**AIM**
Reproduce the listing verbatim.

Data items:
——

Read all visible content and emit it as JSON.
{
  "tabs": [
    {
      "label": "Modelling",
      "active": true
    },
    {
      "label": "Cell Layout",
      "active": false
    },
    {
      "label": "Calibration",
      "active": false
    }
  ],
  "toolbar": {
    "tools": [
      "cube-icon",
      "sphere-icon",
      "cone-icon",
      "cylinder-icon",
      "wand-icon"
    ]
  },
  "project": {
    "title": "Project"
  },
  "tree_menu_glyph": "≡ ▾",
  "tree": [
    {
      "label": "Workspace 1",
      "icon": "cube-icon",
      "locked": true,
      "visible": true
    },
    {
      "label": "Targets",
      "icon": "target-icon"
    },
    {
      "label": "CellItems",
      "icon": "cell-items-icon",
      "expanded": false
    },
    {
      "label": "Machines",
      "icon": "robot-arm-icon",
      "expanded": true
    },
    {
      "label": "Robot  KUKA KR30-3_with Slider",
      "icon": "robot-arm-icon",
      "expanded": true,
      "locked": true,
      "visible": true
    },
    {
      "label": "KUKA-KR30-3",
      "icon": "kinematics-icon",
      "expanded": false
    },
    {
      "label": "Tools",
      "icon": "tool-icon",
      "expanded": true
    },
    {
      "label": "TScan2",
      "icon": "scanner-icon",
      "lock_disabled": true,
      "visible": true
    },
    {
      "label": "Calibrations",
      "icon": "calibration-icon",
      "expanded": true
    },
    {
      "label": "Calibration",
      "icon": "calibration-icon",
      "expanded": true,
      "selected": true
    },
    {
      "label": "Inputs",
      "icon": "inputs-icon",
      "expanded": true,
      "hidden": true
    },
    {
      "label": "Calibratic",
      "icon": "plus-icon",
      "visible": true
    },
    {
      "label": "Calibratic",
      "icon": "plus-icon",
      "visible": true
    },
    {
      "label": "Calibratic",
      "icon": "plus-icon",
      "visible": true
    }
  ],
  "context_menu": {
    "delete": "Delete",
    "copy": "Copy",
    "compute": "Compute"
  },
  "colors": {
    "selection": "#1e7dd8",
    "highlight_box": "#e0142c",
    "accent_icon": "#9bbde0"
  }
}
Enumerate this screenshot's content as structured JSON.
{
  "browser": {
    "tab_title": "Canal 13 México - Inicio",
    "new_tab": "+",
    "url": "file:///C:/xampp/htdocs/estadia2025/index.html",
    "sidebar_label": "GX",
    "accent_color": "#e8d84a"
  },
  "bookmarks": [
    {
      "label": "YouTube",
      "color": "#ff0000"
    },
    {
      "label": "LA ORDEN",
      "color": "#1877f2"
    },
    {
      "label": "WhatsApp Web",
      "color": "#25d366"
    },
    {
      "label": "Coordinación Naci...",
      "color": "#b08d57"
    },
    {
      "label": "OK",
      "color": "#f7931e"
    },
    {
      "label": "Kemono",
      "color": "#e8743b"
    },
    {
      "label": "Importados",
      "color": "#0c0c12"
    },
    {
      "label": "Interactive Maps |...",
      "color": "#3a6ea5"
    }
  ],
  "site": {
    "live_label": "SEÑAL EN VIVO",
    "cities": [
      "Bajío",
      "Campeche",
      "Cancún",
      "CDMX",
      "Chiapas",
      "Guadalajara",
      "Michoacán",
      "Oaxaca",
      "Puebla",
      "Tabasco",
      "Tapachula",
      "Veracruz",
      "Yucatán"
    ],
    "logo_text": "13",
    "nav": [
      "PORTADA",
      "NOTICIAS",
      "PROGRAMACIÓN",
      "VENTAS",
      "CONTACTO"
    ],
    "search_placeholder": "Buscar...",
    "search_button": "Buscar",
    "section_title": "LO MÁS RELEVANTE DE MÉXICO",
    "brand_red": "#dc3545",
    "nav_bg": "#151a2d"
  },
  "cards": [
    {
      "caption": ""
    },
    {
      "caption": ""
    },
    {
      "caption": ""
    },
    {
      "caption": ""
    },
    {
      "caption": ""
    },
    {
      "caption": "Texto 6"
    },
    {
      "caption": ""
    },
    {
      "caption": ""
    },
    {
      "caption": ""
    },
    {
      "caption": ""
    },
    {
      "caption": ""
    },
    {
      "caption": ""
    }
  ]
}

——

**SOLUTION FOR THIS EXERCISE**
Read all visible content and emit it as JSON.
{
  "tabs": [
    {
      "label": "Modelling",
      "active": true
    },
    {
      "label": "Cell Layout",
      "active": false
    },
    {
      "label": "Calibration",
      "active": false
    }
  ],
  "toolbar": {
    "tools": [
      "cube-icon",
      "sphere-icon",
      "cone-icon",
      "cylinder-icon",
      "wand-icon"
    ]
  },
  "project": {
    "title": "Project"
  },
  "tree_menu_glyph": "≡ ▾",
  "tree": [
    {
      "label": "Workspace 1",
      "icon": "cube-icon",
      "locked": true,
      "visible": true
    },
    {
      "label": "Targets",
      "icon": "target-icon"
    },
    {
      "label": "CellItems",
      "icon": "cell-items-icon",
      "expanded": false
    },
    {
      "label": "Machines",
      "icon": "robot-arm-icon",
      "expanded": true
    },
    {
      "label": "Robot  KUKA KR30-3_with Slider",
      "icon": "robot-arm-icon",
      "expanded": true,
      "locked": true,
      "visible": true
    },
    {
      "label": "KUKA-KR30-3",
      "icon": "kinematics-icon",
      "expanded": false
    },
    {
      "label": "Tools",
      "icon": "tool-icon",
      "expanded": true
    },
    {
      "label": "TScan2",
      "icon": "scanner-icon",
      "lock_disabled": true,
      "visible": true
    },
    {
      "label": "Calibrations",
      "icon": "calibration-icon",
      "expanded": true
    },
    {
      "label": "Calibration",
      "icon": "calibration-icon",
      "expanded": true,
      "selected": true
    },
    {
      "label": "Inputs",
      "icon": "inputs-icon",
      "expanded": true,
      "hidden": true
    },
    {
      "label": "Calibratic",
      "icon": "plus-icon",
      "visible": true
    },
    {
      "label": "Calibratic",
      "icon": "plus-icon",
      "visible": true
    },
    {
      "label": "Calibratic",
      "icon": "plus-icon",
      "visible": true
    }
  ],
  "context_menu": {
    "delete": "Delete",
    "copy": "Copy",
    "compute": "Compute"
  },
  "colors": {
    "selection": "#1e7dd8",
    "highlight_box": "#e0142c",
    "accent_icon": "#9bbde0"
  }
}
Enumerate this screenshot's content as structured JSON.
{
  "browser": {
    "tab_title": "Canal 13 México - Inicio",
    "new_tab": "+",
    "url": "file:///C:/xampp/htdocs/estadia2025/index.html",
    "sidebar_label": "GX",
    "accent_color": "#e8d84a"
  },
  "bookmarks": [
    {
      "label": "YouTube",
      "color": "#ff0000"
    },
    {
      "label": "LA ORDEN",
      "color": "#1877f2"
    },
    {
      "label": "WhatsApp Web",
      "color": "#25d366"
    },
    {
      "label": "Coordinación Naci...",
      "color": "#b08d57"
    },
    {
      "label": "OK",
      "color": "#f7931e"
    },
    {
      "label": "Kemono",
      "color": "#e8743b"
    },
    {
      "label": "Importados",
      "color": "#0c0c12"
    },
    {
      "label": "Interactive Maps |...",
      "color": "#3a6ea5"
    }
  ],
  "site": {
    "live_label": "SEÑAL EN VIVO",
    "cities": [
      "Bajío",
      "Campeche",
      "Cancún",
      "CDMX",
      "Chiapas",
      "Guadalajara",
      "Michoacán",
      "Oaxaca",
      "Puebla",
      "Tabasco",
      "Tapachula",
      "Veracruz",
      "Yucatán"
    ],
    "logo_text": "13",
    "nav": [
      "PORTADA",
      "NOTICIAS",
      "PROGRAMACIÓN",
      "VENTAS",
      "CONTACTO"
    ],
    "search_placeholder": "Buscar...",
    "search_button": "Buscar",
    "section_title": "LO MÁS RELEVANTE DE MÉXICO",
    "brand_red": "#dc3545",
    "nav_bg": "#151a2d"
  },
  "cards": [
    {
      "caption": ""
    },
    {
      "caption": ""
    },
    {
      "caption": ""
    },
    {
      "caption": ""
    },
    {
      "caption": ""
    },
    {
      "caption": "Texto 6"
    },
    {
      "caption": ""
    },
    {
      "caption": ""
    },
    {
      "caption": ""
    },
    {
      "caption": ""
    },
    {
      "caption": ""
    },
    {
      "caption": ""
    }
  ]
}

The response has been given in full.